**Selected extract:**
Standard API 5L PSL2 is a meaningful upgrade from PSL1 — it adds yield strength ceiling control, mandatory Charpy impact testing, carbon equivalent limits, and full-length NDE. But PSL2 alone does not make a pipe suitable for H₂S service. The additional metallurgical requirements for sour gas pipelines go significantly beyond what PSL2 mandates, and that gap is where procurement errors become pipeline integrity failures. API 5L Annex H defines what PSL2 misses: HIC resistance testing, tighter sulphur and phosphorus chemistry, calcium treatment for inclusion shape control, and mandatory hardness surveys of the weld HAZ. None of these are automatic under a standard PSL2 purchase order. All of them must be explicitly invoked.
ZC Steel Pipe supplies sour service line pipe to API 5L PSL2 with Annex H supplementary requirements (SR15C and SR15A), HIC-tested per NACE TM0284, to pipeline contractors across Africa, the Middle East, and South America. What follows is how we think about Annex H qualification — drawn from the purchase orders we process, the MTCs we review, and the inspection holds we navigate.
Why Standard PSL2 Is Insufficient for H₂S Service
PSL2 controls the properties that matter for mechanical integrity in sweet service: yield ceiling, yield-to-tensile ratio, carbon equivalent, Charpy energy, and full-length NDE. Sulphur is limited to 0.015%. That limit exists to maintain weldability, not to prevent HIC. The two are different metallurgical requirements, and 0.015% S is four to five times higher than the threshold above which HIC risk becomes significant.
A pipe produced to standard PSL2 chemistry — with sulphur at 0.012%, within specification — can contain enough elongated manganese sulphide (MnS) inclusions in the pipe body to initiate HIC cracking within months of commissioning in an H₂S environment. The pipe would carry a valid MTC, pass all PSL2 inspection requirements, and still be the wrong material for the service. Annex H exists because PSL2 was not designed to address this.
What PSL2 explicitly does not control: HIC resistance of the pipe body, sulphide inclusion morphology, calcium treatment, HAZ hardness after field welding, and SSC resistance of the weld seam. These are the exact failure modes that Annex H addresses.

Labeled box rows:
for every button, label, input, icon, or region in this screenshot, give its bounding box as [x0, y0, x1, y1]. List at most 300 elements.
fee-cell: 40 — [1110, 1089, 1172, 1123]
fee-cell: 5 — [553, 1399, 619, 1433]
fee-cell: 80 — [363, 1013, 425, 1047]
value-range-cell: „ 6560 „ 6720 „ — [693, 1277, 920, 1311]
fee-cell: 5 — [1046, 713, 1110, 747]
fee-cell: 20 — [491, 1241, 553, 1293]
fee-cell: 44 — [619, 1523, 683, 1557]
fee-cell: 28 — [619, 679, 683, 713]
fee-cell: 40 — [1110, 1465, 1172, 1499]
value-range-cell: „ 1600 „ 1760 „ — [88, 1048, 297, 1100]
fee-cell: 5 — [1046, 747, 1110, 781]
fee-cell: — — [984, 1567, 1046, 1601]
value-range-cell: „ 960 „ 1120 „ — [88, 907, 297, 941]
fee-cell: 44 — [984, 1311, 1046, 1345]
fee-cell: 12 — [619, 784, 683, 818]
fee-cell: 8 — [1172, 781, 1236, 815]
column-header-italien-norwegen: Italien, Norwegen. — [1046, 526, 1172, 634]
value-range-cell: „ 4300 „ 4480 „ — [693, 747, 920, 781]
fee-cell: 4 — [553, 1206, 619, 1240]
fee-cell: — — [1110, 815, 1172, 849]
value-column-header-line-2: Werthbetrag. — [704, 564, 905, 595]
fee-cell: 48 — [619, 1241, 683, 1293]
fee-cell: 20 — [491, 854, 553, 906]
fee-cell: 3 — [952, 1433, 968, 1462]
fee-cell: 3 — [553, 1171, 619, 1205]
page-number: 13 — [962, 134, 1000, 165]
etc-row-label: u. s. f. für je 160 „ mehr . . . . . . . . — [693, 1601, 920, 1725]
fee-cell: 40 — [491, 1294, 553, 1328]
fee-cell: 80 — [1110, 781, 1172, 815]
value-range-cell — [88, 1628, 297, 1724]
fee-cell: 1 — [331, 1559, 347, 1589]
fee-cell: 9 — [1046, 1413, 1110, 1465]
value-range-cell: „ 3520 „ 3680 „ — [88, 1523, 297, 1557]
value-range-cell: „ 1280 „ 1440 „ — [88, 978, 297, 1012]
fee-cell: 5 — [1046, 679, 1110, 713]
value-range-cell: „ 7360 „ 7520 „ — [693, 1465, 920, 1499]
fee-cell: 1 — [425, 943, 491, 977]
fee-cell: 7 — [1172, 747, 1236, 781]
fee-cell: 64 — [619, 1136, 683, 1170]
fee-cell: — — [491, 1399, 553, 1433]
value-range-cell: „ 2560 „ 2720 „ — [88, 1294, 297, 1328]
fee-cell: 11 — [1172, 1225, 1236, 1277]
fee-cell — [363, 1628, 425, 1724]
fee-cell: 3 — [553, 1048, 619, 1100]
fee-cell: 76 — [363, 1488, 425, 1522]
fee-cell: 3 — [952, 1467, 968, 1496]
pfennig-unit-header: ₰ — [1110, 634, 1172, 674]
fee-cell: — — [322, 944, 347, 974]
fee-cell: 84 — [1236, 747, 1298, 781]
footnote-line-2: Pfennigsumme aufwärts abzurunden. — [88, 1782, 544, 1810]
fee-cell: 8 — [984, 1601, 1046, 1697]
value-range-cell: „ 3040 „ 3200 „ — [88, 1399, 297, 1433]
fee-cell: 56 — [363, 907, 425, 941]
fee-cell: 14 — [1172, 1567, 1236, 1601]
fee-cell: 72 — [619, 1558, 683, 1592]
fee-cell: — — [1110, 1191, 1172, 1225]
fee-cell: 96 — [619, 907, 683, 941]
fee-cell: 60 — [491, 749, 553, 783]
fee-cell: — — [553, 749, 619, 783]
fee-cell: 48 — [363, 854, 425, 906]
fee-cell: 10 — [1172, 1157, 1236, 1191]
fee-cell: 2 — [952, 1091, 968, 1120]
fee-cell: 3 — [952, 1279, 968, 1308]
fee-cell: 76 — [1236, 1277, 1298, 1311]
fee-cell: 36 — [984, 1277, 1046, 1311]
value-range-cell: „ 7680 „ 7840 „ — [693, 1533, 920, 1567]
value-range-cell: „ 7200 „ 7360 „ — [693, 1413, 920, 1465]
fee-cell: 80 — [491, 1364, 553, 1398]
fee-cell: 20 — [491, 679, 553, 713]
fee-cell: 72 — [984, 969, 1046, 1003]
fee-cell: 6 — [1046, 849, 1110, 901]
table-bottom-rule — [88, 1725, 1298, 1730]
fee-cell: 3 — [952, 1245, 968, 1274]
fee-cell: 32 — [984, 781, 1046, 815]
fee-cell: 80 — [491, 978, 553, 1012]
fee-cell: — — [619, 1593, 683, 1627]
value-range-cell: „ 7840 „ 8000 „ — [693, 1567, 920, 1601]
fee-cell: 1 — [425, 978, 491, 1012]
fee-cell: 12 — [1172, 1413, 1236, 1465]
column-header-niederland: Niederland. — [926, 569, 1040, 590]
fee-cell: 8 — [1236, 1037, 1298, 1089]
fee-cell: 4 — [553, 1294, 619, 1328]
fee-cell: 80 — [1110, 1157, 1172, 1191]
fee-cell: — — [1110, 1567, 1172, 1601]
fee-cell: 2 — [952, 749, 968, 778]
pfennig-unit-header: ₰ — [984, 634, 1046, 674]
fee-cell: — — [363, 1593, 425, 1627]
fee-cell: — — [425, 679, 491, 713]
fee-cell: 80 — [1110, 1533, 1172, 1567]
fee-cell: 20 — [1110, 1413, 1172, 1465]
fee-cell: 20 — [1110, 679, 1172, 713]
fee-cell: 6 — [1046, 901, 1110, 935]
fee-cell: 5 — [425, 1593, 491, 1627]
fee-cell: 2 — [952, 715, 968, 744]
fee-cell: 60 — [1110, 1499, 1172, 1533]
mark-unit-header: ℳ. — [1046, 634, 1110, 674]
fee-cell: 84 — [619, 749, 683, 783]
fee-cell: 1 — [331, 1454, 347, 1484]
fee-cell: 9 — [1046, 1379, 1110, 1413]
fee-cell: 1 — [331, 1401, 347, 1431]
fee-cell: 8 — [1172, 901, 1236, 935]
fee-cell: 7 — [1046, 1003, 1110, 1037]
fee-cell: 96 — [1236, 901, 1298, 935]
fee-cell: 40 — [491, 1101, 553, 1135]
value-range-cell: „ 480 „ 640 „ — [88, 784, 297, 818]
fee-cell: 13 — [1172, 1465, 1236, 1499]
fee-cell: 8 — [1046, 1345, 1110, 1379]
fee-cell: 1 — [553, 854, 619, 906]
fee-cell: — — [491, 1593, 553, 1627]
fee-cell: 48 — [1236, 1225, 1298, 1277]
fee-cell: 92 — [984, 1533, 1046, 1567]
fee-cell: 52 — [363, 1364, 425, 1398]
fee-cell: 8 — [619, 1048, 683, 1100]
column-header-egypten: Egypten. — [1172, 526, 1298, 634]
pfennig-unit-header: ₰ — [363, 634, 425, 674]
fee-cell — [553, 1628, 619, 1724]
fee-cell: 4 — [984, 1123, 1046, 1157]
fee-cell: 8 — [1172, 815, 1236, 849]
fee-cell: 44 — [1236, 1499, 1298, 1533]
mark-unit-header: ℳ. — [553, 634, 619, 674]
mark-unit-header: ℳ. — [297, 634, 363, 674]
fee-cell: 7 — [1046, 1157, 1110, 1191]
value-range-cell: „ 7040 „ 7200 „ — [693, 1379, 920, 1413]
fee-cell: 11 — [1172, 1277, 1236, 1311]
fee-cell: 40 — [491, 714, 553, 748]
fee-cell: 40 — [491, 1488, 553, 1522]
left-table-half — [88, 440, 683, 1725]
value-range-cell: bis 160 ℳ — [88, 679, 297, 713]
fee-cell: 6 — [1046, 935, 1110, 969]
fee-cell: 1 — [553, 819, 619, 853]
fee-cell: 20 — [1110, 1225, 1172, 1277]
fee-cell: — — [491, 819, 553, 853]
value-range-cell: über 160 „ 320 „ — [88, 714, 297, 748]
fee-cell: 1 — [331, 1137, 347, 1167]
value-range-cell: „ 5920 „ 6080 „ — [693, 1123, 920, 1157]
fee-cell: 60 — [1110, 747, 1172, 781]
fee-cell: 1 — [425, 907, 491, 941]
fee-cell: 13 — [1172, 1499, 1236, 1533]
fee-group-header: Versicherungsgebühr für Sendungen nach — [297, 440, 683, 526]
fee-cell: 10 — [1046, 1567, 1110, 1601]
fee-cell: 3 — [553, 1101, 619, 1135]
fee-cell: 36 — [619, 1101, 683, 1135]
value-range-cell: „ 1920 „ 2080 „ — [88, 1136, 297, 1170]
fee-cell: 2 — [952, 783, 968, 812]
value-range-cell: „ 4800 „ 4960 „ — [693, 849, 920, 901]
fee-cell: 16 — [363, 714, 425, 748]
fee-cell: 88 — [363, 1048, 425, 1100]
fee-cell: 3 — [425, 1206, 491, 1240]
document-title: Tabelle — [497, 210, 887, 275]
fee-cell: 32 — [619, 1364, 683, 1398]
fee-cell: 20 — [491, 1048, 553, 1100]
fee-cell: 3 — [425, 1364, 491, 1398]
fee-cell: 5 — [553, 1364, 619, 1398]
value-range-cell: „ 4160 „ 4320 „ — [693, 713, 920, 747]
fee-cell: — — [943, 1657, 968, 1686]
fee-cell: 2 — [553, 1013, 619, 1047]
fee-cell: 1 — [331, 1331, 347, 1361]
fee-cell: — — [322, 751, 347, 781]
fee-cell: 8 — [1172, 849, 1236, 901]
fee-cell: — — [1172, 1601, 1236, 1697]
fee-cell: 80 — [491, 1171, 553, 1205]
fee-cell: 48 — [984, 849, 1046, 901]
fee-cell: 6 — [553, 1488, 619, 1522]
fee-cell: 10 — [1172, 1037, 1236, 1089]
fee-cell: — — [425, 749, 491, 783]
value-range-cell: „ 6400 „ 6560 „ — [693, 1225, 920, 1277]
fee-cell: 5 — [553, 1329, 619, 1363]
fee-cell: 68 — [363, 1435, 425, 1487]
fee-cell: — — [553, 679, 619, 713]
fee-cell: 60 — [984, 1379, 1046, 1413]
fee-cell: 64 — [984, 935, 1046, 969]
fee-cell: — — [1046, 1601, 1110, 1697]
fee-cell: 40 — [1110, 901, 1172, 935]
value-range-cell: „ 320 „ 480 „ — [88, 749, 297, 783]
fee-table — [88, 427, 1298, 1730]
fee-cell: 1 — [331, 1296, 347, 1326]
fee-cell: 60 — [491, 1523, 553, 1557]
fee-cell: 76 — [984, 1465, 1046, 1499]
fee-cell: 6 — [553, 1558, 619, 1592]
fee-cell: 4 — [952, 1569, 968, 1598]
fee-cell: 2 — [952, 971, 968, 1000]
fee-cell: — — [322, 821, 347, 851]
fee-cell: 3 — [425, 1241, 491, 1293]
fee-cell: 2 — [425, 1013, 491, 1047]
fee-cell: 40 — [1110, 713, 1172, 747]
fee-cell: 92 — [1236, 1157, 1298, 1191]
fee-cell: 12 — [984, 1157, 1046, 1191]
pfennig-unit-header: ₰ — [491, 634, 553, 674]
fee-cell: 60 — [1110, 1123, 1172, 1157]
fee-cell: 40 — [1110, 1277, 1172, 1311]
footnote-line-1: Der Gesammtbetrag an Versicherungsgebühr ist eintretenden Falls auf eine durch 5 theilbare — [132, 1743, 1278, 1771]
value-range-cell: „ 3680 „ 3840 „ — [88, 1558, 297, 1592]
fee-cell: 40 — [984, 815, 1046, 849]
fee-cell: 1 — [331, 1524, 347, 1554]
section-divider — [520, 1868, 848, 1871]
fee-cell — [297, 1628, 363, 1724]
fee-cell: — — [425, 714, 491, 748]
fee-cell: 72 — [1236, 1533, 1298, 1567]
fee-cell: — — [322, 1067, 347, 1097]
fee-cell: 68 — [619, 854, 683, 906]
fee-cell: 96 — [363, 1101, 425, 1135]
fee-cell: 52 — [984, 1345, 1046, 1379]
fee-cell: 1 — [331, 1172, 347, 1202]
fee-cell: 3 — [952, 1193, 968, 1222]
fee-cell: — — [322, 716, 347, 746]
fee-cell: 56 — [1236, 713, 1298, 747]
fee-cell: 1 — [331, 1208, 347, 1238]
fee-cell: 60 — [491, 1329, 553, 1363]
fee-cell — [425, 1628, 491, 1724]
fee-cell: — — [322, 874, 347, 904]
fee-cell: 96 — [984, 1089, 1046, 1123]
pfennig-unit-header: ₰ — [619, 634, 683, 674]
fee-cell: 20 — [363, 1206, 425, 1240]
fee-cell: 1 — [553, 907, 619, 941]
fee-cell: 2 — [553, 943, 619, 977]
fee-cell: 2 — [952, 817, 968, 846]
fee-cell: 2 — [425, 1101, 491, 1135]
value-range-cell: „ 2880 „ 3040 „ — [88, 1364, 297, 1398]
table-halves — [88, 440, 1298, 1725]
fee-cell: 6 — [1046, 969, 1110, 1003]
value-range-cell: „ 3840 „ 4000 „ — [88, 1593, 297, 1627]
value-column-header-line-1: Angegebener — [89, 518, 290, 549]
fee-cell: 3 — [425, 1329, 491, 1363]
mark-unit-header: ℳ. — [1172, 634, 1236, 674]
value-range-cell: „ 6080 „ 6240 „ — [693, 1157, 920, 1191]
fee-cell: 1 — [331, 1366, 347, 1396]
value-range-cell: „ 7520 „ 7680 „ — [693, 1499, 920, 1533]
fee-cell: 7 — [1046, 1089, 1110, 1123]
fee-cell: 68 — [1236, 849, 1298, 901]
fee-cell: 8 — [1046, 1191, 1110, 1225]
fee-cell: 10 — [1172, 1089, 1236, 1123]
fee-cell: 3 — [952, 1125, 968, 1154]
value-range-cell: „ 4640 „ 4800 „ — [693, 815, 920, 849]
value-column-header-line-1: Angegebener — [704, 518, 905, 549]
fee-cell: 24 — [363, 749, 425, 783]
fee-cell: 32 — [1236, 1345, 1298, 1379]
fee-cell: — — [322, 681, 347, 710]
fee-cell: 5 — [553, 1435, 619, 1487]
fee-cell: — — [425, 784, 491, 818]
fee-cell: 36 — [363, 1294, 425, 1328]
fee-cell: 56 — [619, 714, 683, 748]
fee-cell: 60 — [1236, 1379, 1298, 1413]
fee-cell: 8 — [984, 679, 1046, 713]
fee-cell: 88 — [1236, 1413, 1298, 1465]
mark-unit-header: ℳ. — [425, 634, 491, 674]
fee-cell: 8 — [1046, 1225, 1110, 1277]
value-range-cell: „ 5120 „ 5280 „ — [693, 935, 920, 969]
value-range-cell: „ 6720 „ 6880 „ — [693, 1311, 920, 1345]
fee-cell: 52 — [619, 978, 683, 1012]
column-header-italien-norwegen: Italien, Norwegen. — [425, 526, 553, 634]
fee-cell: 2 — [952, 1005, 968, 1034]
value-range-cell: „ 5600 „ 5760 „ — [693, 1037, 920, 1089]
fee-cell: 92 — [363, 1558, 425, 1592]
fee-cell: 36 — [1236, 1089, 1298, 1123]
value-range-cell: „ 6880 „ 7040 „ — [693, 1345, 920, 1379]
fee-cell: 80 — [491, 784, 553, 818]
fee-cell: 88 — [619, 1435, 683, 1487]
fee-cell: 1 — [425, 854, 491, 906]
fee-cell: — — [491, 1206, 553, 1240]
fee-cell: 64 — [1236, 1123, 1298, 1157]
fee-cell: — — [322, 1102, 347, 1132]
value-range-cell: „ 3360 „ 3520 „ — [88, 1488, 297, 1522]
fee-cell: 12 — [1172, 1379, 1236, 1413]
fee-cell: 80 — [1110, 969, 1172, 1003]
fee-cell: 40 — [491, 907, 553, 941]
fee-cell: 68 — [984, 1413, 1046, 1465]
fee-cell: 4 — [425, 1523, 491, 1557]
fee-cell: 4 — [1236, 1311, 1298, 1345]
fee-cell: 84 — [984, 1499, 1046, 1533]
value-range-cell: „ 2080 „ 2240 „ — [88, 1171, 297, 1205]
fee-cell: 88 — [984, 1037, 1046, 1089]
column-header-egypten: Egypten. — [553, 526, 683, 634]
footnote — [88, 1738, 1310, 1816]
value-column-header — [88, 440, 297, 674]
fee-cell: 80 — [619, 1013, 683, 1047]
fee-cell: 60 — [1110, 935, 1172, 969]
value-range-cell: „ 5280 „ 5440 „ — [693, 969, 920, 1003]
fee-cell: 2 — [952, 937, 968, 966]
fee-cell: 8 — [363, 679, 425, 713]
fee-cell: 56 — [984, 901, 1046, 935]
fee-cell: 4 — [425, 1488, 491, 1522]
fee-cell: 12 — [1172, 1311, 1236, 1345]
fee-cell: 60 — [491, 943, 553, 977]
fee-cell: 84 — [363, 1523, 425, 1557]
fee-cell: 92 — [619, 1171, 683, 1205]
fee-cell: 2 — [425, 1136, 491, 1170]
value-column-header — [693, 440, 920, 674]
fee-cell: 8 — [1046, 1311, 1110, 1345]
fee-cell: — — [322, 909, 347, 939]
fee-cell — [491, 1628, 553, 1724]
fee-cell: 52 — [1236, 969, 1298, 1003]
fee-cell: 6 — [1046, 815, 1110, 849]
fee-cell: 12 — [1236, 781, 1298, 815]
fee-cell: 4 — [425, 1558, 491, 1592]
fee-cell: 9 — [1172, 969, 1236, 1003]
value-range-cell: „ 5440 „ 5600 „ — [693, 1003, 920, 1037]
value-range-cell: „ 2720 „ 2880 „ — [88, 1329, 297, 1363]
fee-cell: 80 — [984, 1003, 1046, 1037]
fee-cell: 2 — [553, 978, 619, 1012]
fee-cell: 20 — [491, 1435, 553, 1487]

**Aim of the exercise:** Decide whether each statement agrees with the text on sour service line pipe, and back each yes or no with the deciding words from the text, quoted exactly. (a) PSL2 limits sulphur to 0.015% in order to prevent HIC. (b) Compared with PSL1, PSL2 adds mandatory Charpy impact testing. (c) Annex H requirements apply automatically under a standard PSL2 purchase order. The rows are separate material and stand apart from the text.

**Task output:**
(a) No: "That limit exists to maintain weldability, not to prevent HIC."
(b) Yes: "it adds yield strength ceiling control, mandatory Charpy impact testing, carbon equivalent limits, and full-length NDE"
(c) No: "None of these are automatic under a standard PSL2 purchase order."